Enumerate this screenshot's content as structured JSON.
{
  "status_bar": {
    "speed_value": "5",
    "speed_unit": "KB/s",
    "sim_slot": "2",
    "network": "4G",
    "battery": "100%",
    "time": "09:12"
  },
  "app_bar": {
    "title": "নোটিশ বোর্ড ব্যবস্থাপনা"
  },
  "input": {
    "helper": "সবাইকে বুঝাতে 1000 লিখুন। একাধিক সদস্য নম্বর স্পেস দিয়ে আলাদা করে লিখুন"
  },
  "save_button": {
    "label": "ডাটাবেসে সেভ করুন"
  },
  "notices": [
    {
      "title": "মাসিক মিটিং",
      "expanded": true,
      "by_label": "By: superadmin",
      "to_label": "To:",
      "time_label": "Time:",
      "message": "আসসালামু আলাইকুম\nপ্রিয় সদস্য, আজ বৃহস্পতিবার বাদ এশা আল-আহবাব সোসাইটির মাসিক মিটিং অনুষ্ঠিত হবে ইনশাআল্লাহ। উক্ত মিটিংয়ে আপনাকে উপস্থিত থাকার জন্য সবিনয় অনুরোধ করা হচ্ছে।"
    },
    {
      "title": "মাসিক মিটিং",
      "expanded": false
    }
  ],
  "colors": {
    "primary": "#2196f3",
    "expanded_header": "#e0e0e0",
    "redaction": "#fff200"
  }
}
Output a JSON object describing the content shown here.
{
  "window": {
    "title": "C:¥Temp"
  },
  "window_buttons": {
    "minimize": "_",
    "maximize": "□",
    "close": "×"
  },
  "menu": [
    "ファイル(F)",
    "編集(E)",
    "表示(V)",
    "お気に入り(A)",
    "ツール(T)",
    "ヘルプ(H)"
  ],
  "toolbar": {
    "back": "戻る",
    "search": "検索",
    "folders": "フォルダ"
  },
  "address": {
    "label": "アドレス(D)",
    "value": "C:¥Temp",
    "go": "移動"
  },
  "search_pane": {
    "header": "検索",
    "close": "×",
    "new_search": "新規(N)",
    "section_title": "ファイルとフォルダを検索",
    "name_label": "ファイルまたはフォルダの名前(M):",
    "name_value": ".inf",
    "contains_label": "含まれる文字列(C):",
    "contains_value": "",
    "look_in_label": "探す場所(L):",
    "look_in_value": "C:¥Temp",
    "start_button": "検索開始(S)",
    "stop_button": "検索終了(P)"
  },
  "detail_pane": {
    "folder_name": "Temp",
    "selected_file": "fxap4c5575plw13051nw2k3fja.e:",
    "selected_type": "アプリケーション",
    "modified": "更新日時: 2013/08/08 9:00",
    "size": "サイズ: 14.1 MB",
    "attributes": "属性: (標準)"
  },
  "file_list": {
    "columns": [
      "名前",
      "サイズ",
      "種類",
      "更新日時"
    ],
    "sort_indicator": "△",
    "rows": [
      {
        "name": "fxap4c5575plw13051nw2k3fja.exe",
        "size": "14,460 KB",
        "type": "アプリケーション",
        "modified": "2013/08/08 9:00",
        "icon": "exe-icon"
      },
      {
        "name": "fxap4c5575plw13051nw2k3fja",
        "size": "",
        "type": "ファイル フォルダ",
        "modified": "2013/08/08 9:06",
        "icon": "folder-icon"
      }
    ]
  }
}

### Work to be completed
In the entries above, some lines may contain the string "Temp"; report how many, without additional comment.

### Exercise solution
4